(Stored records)

━━━━━━━━━━━━━━━━━━━━

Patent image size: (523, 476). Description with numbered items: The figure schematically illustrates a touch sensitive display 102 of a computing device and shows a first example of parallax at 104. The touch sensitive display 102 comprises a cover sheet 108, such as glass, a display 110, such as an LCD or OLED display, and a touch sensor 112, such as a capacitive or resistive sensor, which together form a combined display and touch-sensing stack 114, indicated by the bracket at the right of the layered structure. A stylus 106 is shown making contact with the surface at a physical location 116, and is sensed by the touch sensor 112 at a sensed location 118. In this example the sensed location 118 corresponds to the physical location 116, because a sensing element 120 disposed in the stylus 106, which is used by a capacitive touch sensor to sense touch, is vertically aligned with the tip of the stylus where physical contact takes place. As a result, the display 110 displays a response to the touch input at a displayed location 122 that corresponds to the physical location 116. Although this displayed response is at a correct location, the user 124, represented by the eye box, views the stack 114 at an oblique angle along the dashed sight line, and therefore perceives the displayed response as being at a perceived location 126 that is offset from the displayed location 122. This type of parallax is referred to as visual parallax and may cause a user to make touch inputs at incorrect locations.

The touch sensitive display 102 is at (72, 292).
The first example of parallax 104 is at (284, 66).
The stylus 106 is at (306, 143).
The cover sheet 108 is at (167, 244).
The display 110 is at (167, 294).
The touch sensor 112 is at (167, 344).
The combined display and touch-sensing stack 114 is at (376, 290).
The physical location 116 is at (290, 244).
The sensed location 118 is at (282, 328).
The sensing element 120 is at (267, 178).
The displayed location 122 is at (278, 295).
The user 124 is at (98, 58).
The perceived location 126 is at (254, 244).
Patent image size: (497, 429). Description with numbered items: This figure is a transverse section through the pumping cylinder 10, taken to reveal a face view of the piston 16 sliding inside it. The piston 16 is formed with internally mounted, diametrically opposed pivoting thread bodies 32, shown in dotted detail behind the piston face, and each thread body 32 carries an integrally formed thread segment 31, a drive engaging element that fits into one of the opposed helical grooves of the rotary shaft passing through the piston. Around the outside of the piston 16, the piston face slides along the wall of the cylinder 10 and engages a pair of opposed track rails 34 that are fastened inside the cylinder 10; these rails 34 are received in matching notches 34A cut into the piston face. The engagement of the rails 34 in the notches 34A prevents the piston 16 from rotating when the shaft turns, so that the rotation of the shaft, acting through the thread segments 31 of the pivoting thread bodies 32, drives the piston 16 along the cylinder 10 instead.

━━━━━━━━━━━━━━━━━━━━

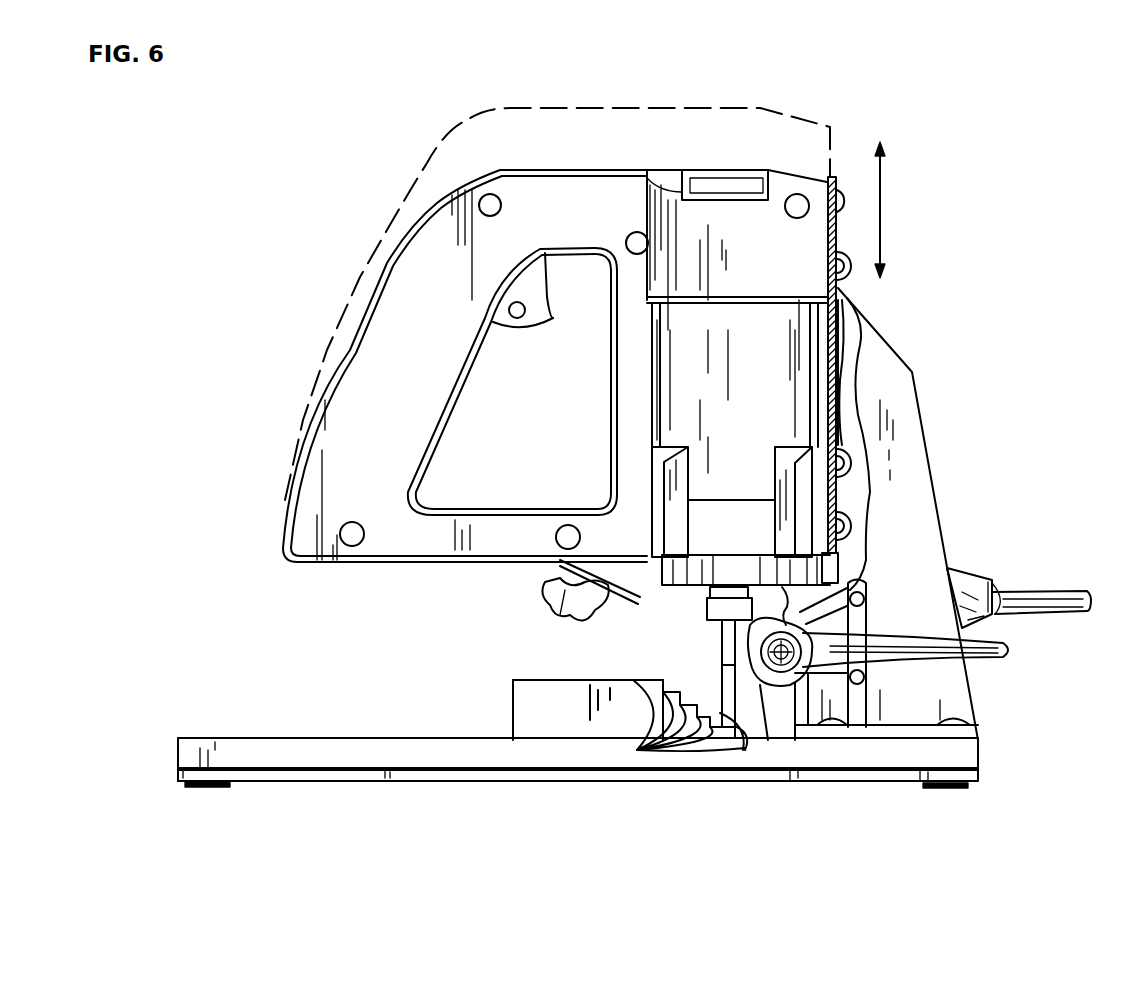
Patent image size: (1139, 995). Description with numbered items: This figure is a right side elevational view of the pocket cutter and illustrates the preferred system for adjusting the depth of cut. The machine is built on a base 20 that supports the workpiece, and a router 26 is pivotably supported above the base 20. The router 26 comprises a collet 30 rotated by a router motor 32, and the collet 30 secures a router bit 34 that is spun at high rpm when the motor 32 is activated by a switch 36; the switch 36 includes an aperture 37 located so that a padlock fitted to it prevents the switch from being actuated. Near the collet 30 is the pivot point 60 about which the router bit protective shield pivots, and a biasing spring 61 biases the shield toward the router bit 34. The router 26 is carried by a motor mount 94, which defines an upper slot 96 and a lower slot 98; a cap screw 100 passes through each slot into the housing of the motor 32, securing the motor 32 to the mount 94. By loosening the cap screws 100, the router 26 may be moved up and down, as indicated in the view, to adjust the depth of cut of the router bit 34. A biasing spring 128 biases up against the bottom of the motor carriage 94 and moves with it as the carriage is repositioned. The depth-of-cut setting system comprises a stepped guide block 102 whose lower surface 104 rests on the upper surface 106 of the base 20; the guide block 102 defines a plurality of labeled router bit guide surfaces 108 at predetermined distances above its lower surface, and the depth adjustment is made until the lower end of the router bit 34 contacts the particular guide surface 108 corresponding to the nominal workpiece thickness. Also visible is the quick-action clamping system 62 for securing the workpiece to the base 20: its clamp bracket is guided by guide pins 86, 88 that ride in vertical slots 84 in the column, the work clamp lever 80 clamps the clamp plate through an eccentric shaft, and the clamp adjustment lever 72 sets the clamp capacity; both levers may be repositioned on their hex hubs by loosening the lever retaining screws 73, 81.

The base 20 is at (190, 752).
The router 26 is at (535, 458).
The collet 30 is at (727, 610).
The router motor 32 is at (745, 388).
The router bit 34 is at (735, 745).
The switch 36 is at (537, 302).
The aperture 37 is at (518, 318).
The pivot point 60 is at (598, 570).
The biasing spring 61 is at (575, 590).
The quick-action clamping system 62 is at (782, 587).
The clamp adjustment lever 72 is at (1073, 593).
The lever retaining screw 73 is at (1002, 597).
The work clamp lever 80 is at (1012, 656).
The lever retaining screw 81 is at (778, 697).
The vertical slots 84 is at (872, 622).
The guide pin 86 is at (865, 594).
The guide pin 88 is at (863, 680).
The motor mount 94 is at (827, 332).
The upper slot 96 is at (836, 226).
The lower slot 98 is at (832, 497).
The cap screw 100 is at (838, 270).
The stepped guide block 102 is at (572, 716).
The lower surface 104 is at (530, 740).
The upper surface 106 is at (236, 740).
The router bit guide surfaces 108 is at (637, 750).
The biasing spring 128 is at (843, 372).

━━━━━━━━━━━━━━━━━━━━

#### What you should do:
Convert the records from the line containing "Patent image size: (523, 476)." through the line containing "The cover sheet 108 is at (167, 244).", inclusive, into a two-column CSV with the headers text and answer. Give one row for each record, with its text and its answer each in a single quoted field and any line breaks replaced by spaces.

#### Answer to the problem:
text,answer
"Patent image size: (523, 476). Description with numbered items: The figure schematically illustrates a touch sensitive display 102 of a computing device and shows a first example of parallax at 104. The touch sensitive display 102 comprises a cover sheet 108, such as glass, a display 110, such as an LCD or OLED display, and a touch sensor 112, such as a capacitive or resistive sensor, which together form a combined display and touch-sensing stack 114, indicated by the bracket at the right of the layered structure. A stylus 106 is shown making contact with the surface at a physical location 116, and is sensed by the touch sensor 112 at a sensed location 118. In this example the sensed location 118 corresponds to the physical location 116, because a sensing element 120 disposed in the stylus 106, which is used by a capacitive touch sensor to sense touch, is vertically aligned with the tip of the stylus where physical contact takes place. As a result, the display 110 displays a response to the touch input at a displayed location 122 that corresponds to the physical location 116. Although this displayed response is at a correct location, the user 124, represented by the eye box, views the stack 114 at an oblique angle along the dashed sight line, and therefore perceives the displayed response as being at a perceived location 126 that is offset from the displayed location 122. This type of parallax is referred to as visual parallax and may cause a user to make touch inputs at incorrect locations.","The touch sensitive display 102 is at (72, 292). The first example of parallax 104 is at (284, 66). The stylus 106 is at (306, 143). The cover sheet 108 is at (167, 244)."